— Given request —
Images excluded, repeat each entry below exactly.
☆ ☆ ☆ ☆
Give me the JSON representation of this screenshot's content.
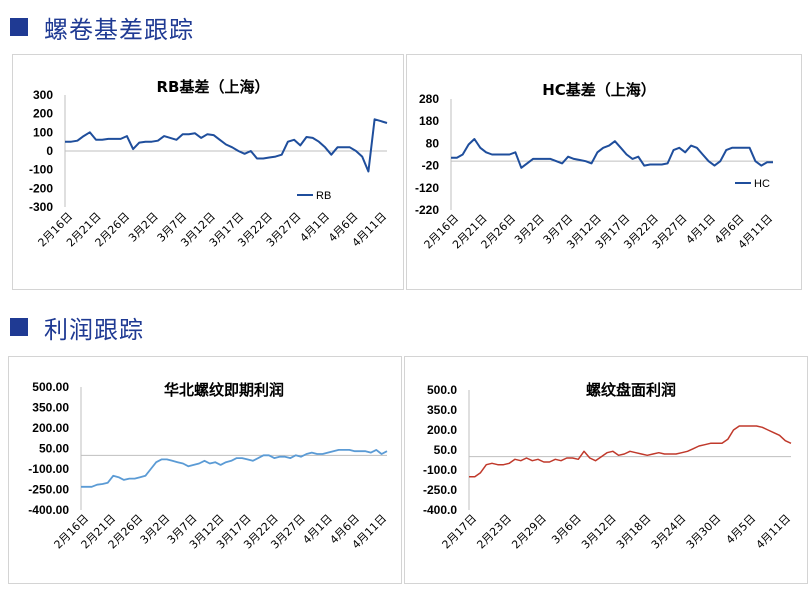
{
  "sections": [
    {
      "title": "螺卷基差跟踪"
    },
    {
      "title": "利润跟踪"
    }
  ],
  "chart_data": [
    {
      "type": "line",
      "title": "RB基差（上海）",
      "series": [
        {
          "name": "RB",
          "color": "#1f4e9c",
          "values": [
            50,
            50,
            55,
            80,
            100,
            60,
            60,
            65,
            65,
            65,
            80,
            10,
            45,
            50,
            50,
            55,
            80,
            70,
            60,
            90,
            90,
            95,
            70,
            90,
            85,
            60,
            35,
            20,
            0,
            -15,
            0,
            -40,
            -40,
            -35,
            -30,
            -20,
            50,
            60,
            30,
            75,
            70,
            50,
            20,
            -20,
            20,
            20,
            20,
            0,
            -30,
            -110,
            170,
            160,
            150
          ]
        }
      ],
      "x_ticks": [
        "2月16日",
        "2月21日",
        "2月26日",
        "3月2日",
        "3月7日",
        "3月12日",
        "3月17日",
        "3月22日",
        "3月27日",
        "4月1日",
        "4月6日",
        "4月11日"
      ],
      "y_ticks": [
        "300",
        "200",
        "100",
        "0",
        "-100",
        "-200",
        "-300"
      ],
      "ylim": [
        -300,
        300
      ]
    },
    {
      "type": "line",
      "title": "HC基差（上海）",
      "series": [
        {
          "name": "HC",
          "color": "#1f4e9c",
          "values": [
            15,
            15,
            30,
            75,
            100,
            60,
            40,
            30,
            30,
            30,
            30,
            40,
            -30,
            -10,
            10,
            10,
            10,
            10,
            0,
            -10,
            20,
            10,
            5,
            0,
            -10,
            40,
            60,
            70,
            90,
            60,
            30,
            10,
            20,
            -20,
            -15,
            -15,
            -15,
            -10,
            50,
            60,
            40,
            70,
            60,
            30,
            0,
            -20,
            0,
            50,
            60,
            60,
            60,
            60,
            0,
            -20,
            -5,
            -5
          ]
        }
      ],
      "x_ticks": [
        "2月16日",
        "2月21日",
        "2月26日",
        "3月2日",
        "3月7日",
        "3月12日",
        "3月17日",
        "3月22日",
        "3月27日",
        "4月1日",
        "4月6日",
        "4月11日"
      ],
      "y_ticks": [
        "280",
        "180",
        "80",
        "-20",
        "-120",
        "-220"
      ],
      "ylim": [
        -220,
        280
      ]
    },
    {
      "type": "line",
      "title": "华北螺纹即期利润",
      "series": [
        {
          "name": "",
          "color": "#5b9bd5",
          "values": [
            -230,
            -230,
            -230,
            -215,
            -210,
            -200,
            -150,
            -160,
            -180,
            -170,
            -170,
            -160,
            -150,
            -100,
            -50,
            -30,
            -30,
            -40,
            -50,
            -60,
            -80,
            -70,
            -60,
            -40,
            -60,
            -50,
            -70,
            -50,
            -40,
            -20,
            -20,
            -30,
            -40,
            -20,
            0,
            0,
            -20,
            -10,
            -10,
            -20,
            0,
            -10,
            10,
            20,
            10,
            10,
            20,
            30,
            40,
            40,
            40,
            30,
            30,
            30,
            20,
            40,
            10,
            30
          ]
        }
      ],
      "x_ticks": [
        "2月16日",
        "2月21日",
        "2月26日",
        "3月2日",
        "3月7日",
        "3月12日",
        "3月17日",
        "3月22日",
        "3月27日",
        "4月1日",
        "4月6日",
        "4月11日"
      ],
      "y_ticks": [
        "500.00",
        "350.00",
        "200.00",
        "50.00",
        "-100.00",
        "-250.00",
        "-400.00"
      ],
      "ylim": [
        -400,
        500
      ]
    },
    {
      "type": "line",
      "title": "螺纹盘面利润",
      "series": [
        {
          "name": "",
          "color": "#c0392b",
          "values": [
            -150,
            -150,
            -120,
            -60,
            -50,
            -60,
            -60,
            -50,
            -20,
            -30,
            -10,
            -30,
            -20,
            -40,
            -40,
            -20,
            -30,
            -10,
            -10,
            -20,
            40,
            -10,
            -30,
            0,
            30,
            40,
            10,
            20,
            40,
            30,
            20,
            10,
            20,
            30,
            20,
            20,
            20,
            30,
            40,
            60,
            80,
            90,
            100,
            100,
            100,
            130,
            200,
            230,
            230,
            230,
            230,
            220,
            200,
            180,
            160,
            120,
            100
          ]
        }
      ],
      "x_ticks": [
        "2月17日",
        "2月23日",
        "2月29日",
        "3月6日",
        "3月12日",
        "3月18日",
        "3月24日",
        "3月30日",
        "4月5日",
        "4月11日"
      ],
      "y_ticks": [
        "500.0",
        "350.0",
        "200.0",
        "50.0",
        "-100.0",
        "-250.0",
        "-400.0"
      ],
      "ylim": [
        -400,
        500
      ]
    }
  ]
}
☆ ☆ ☆ ☆
— Problem solution —
Give me the JSON representation of this screenshot's content.
{
  "sections": [
    {
      "title": "螺卷基差跟踪"
    },
    {
      "title": "利润跟踪"
    }
  ],
  "chart_data": [
    {
      "type": "line",
      "title": "RB基差（上海）",
      "series": [
        {
          "name": "RB",
          "color": "#1f4e9c",
          "values": [
            50,
            50,
            55,
            80,
            100,
            60,
            60,
            65,
            65,
            65,
            80,
            10,
            45,
            50,
            50,
            55,
            80,
            70,
            60,
            90,
            90,
            95,
            70,
            90,
            85,
            60,
            35,
            20,
            0,
            -15,
            0,
            -40,
            -40,
            -35,
            -30,
            -20,
            50,
            60,
            30,
            75,
            70,
            50,
            20,
            -20,
            20,
            20,
            20,
            0,
            -30,
            -110,
            170,
            160,
            150
          ]
        }
      ],
      "x_ticks": [
        "2月16日",
        "2月21日",
        "2月26日",
        "3月2日",
        "3月7日",
        "3月12日",
        "3月17日",
        "3月22日",
        "3月27日",
        "4月1日",
        "4月6日",
        "4月11日"
      ],
      "y_ticks": [
        "300",
        "200",
        "100",
        "0",
        "-100",
        "-200",
        "-300"
      ],
      "ylim": [
        -300,
        300
      ]
    },
    {
      "type": "line",
      "title": "HC基差（上海）",
      "series": [
        {
          "name": "HC",
          "color": "#1f4e9c",
          "values": [
            15,
            15,
            30,
            75,
            100,
            60,
            40,
            30,
            30,
            30,
            30,
            40,
            -30,
            -10,
            10,
            10,
            10,
            10,
            0,
            -10,
            20,
            10,
            5,
            0,
            -10,
            40,
            60,
            70,
            90,
            60,
            30,
            10,
            20,
            -20,
            -15,
            -15,
            -15,
            -10,
            50,
            60,
            40,
            70,
            60,
            30,
            0,
            -20,
            0,
            50,
            60,
            60,
            60,
            60,
            0,
            -20,
            -5,
            -5
          ]
        }
      ],
      "x_ticks": [
        "2月16日",
        "2月21日",
        "2月26日",
        "3月2日",
        "3月7日",
        "3月12日",
        "3月17日",
        "3月22日",
        "3月27日",
        "4月1日",
        "4月6日",
        "4月11日"
      ],
      "y_ticks": [
        "280",
        "180",
        "80",
        "-20",
        "-120",
        "-220"
      ],
      "ylim": [
        -220,
        280
      ]
    },
    {
      "type": "line",
      "title": "华北螺纹即期利润",
      "series": [
        {
          "name": "",
          "color": "#5b9bd5",
          "values": [
            -230,
            -230,
            -230,
            -215,
            -210,
            -200,
            -150,
            -160,
            -180,
            -170,
            -170,
            -160,
            -150,
            -100,
            -50,
            -30,
            -30,
            -40,
            -50,
            -60,
            -80,
            -70,
            -60,
            -40,
            -60,
            -50,
            -70,
            -50,
            -40,
            -20,
            -20,
            -30,
            -40,
            -20,
            0,
            0,
            -20,
            -10,
            -10,
            -20,
            0,
            -10,
            10,
            20,
            10,
            10,
            20,
            30,
            40,
            40,
            40,
            30,
            30,
            30,
            20,
            40,
            10,
            30
          ]
        }
      ],
      "x_ticks": [
        "2月16日",
        "2月21日",
        "2月26日",
        "3月2日",
        "3月7日",
        "3月12日",
        "3月17日",
        "3月22日",
        "3月27日",
        "4月1日",
        "4月6日",
        "4月11日"
      ],
      "y_ticks": [
        "500.00",
        "350.00",
        "200.00",
        "50.00",
        "-100.00",
        "-250.00",
        "-400.00"
      ],
      "ylim": [
        -400,
        500
      ]
    },
    {
      "type": "line",
      "title": "螺纹盘面利润",
      "series": [
        {
          "name": "",
          "color": "#c0392b",
          "values": [
            -150,
            -150,
            -120,
            -60,
            -50,
            -60,
            -60,
            -50,
            -20,
            -30,
            -10,
            -30,
            -20,
            -40,
            -40,
            -20,
            -30,
            -10,
            -10,
            -20,
            40,
            -10,
            -30,
            0,
            30,
            40,
            10,
            20,
            40,
            30,
            20,
            10,
            20,
            30,
            20,
            20,
            20,
            30,
            40,
            60,
            80,
            90,
            100,
            100,
            100,
            130,
            200,
            230,
            230,
            230,
            230,
            220,
            200,
            180,
            160,
            120,
            100
          ]
        }
      ],
      "x_ticks": [
        "2月17日",
        "2月23日",
        "2月29日",
        "3月6日",
        "3月12日",
        "3月18日",
        "3月24日",
        "3月30日",
        "4月5日",
        "4月11日"
      ],
      "y_ticks": [
        "500.0",
        "350.0",
        "200.0",
        "50.0",
        "-100.0",
        "-250.0",
        "-400.0"
      ],
      "ylim": [
        -400,
        500
      ]
    }
  ]
}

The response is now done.